Brief: Without the pictures, repeat the listing character for character.

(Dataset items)
********
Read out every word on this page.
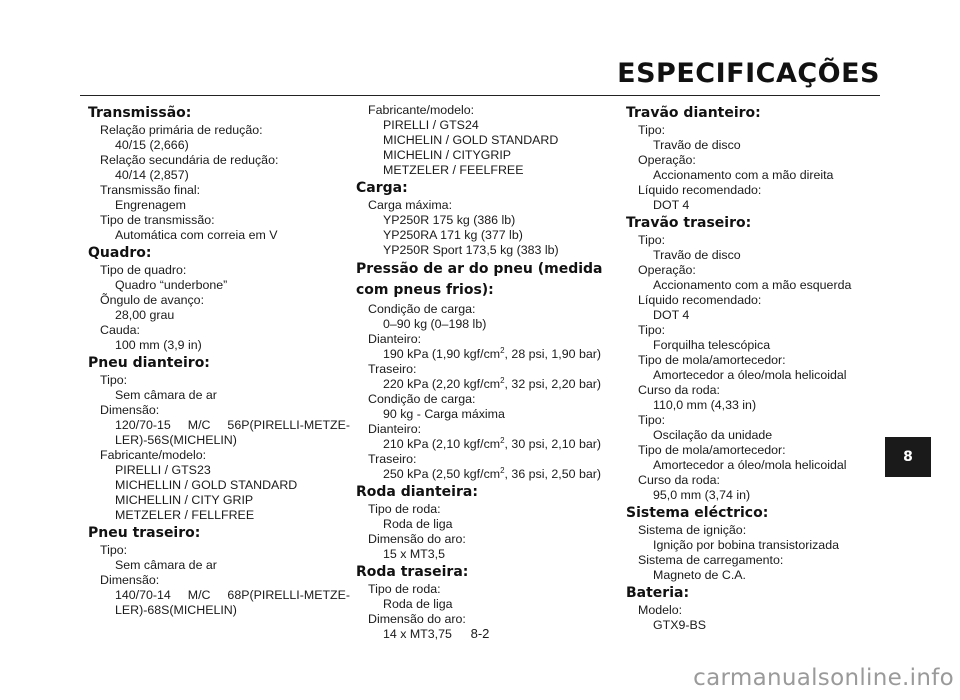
ESPECIFICAÇÕES
Transmissão:
Relação primária de redução:
40/15 (2,666)
Relação secundária de redução:
40/14 (2,857)
Transmissão final:
Engrenagem
Tipo de transmissão:
Automática com correia em V
Quadro:
Tipo de quadro:
Quadro “underbone”
Õngulo de avanço:
28,00 grau
Cauda:
100 mm (3,9 in)
Pneu dianteiro:
Tipo:
Sem câmara de ar
Dimensão:
120/70-15 M/C 56P(PIRELLI-METZE-
LER)-56S(MICHELIN)
Fabricante/modelo:
PIRELLI / GTS23
MICHELLIN / GOLD STANDARD
MICHELLIN / CITY GRIP
METZELER / FELLFREE
Pneu traseiro:
Tipo:
Sem câmara de ar
Dimensão:
140/70-14 M/C 68P(PIRELLI-METZE-
LER)-68S(MICHELIN)
Fabricante/modelo:
PIRELLI / GTS24
MICHELIN / GOLD STANDARD
MICHELIN / CITYGRIP
METZELER / FEELFREE
Carga:
Carga máxima:
YP250R 175 kg (386 lb)
YP250RA 171 kg (377 lb)
YP250R Sport 173,5 kg (383 lb)
Pressão de ar do pneu (medida com pneus frios):
Condição de carga:
0–90 kg (0–198 lb)
Dianteiro:
190 kPa (1,90 kgf/$cm^2$, 28 psi, 1,90 bar)
Traseiro:
220 kPa (2,20 kgf/$cm^2$, 32 psi, 2,20 bar)
Condição de carga:
90 kg - Carga máxima
Dianteiro:
210 kPa (2,10 kgf/$cm^2$, 30 psi, 2,10 bar)
Traseiro:
250 kPa (2,50 kgf/$cm^2$, 36 psi, 2,50 bar)
Roda dianteira:
Tipo de roda:
Roda de liga
Dimensão do aro:
15 x MT3,5
Roda traseira:
Tipo de roda:
Roda de liga
Dimensão do aro:
14 x MT3,75
Travão dianteiro:
Tipo:
Travão de disco
Operação:
Accionamento com a mão direita
Líquido recomendado:
DOT 4
Travão traseiro:
Tipo:
Travão de disco
Operação:
Accionamento com a mão esquerda
Líquido recomendado:
DOT 4
Tipo:
Forquilha telescópica
Tipo de mola/amortecedor:
Amortecedor a óleo/mola helicoidal
Curso da roda:
110,0 mm (4,33 in)
Tipo:
Oscilação da unidade
Tipo de mola/amortecedor:
Amortecedor a óleo/mola helicoidal
Curso da roda:
95,0 mm (3,74 in)
Sistema eléctrico:
Sistema de ignição:
Ignição por bobina transistorizada
Sistema de carregamento:
Magneto de C.A.
Bateria:
Modelo:
GTX9-BS
8-2
8
carmanualsonline.info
********
Finished task:
Read out every word on this page.
ESPECIFICAÇÕES
Transmissão:
Relação primária de redução:
40/15 (2,666)
Relação secundária de redução:
40/14 (2,857)
Transmissão final:
Engrenagem
Tipo de transmissão:
Automática com correia em V
Quadro:
Tipo de quadro:
Quadro “underbone”
Õngulo de avanço:
28,00 grau
Cauda:
100 mm (3,9 in)
Pneu dianteiro:
Tipo:
Sem câmara de ar
Dimensão:
120/70-15 M/C 56P(PIRELLI-METZE-
LER)-56S(MICHELIN)
Fabricante/modelo:
PIRELLI / GTS23
MICHELLIN / GOLD STANDARD
MICHELLIN / CITY GRIP
METZELER / FELLFREE
Pneu traseiro:
Tipo:
Sem câmara de ar
Dimensão:
140/70-14 M/C 68P(PIRELLI-METZE-
LER)-68S(MICHELIN)
Fabricante/modelo:
PIRELLI / GTS24
MICHELIN / GOLD STANDARD
MICHELIN / CITYGRIP
METZELER / FEELFREE
Carga:
Carga máxima:
YP250R 175 kg (386 lb)
YP250RA 171 kg (377 lb)
YP250R Sport 173,5 kg (383 lb)
Pressão de ar do pneu (medida com pneus frios):
Condição de carga:
0–90 kg (0–198 lb)
Dianteiro:
190 kPa (1,90 kgf/$cm^2$, 28 psi, 1,90 bar)
Traseiro:
220 kPa (2,20 kgf/$cm^2$, 32 psi, 2,20 bar)
Condição de carga:
90 kg - Carga máxima
Dianteiro:
210 kPa (2,10 kgf/$cm^2$, 30 psi, 2,10 bar)
Traseiro:
250 kPa (2,50 kgf/$cm^2$, 36 psi, 2,50 bar)
Roda dianteira:
Tipo de roda:
Roda de liga
Dimensão do aro:
15 x MT3,5
Roda traseira:
Tipo de roda:
Roda de liga
Dimensão do aro:
14 x MT3,75
Travão dianteiro:
Tipo:
Travão de disco
Operação:
Accionamento com a mão direita
Líquido recomendado:
DOT 4
Travão traseiro:
Tipo:
Travão de disco
Operação:
Accionamento com a mão esquerda
Líquido recomendado:
DOT 4
Tipo:
Forquilha telescópica
Tipo de mola/amortecedor:
Amortecedor a óleo/mola helicoidal
Curso da roda:
110,0 mm (4,33 in)
Tipo:
Oscilação da unidade
Tipo de mola/amortecedor:
Amortecedor a óleo/mola helicoidal
Curso da roda:
95,0 mm (3,74 in)
Sistema eléctrico:
Sistema de ignição:
Ignição por bobina transistorizada
Sistema de carregamento:
Magneto de C.A.
Bateria:
Modelo:
GTX9-BS
8-2
8
carmanualsonline.info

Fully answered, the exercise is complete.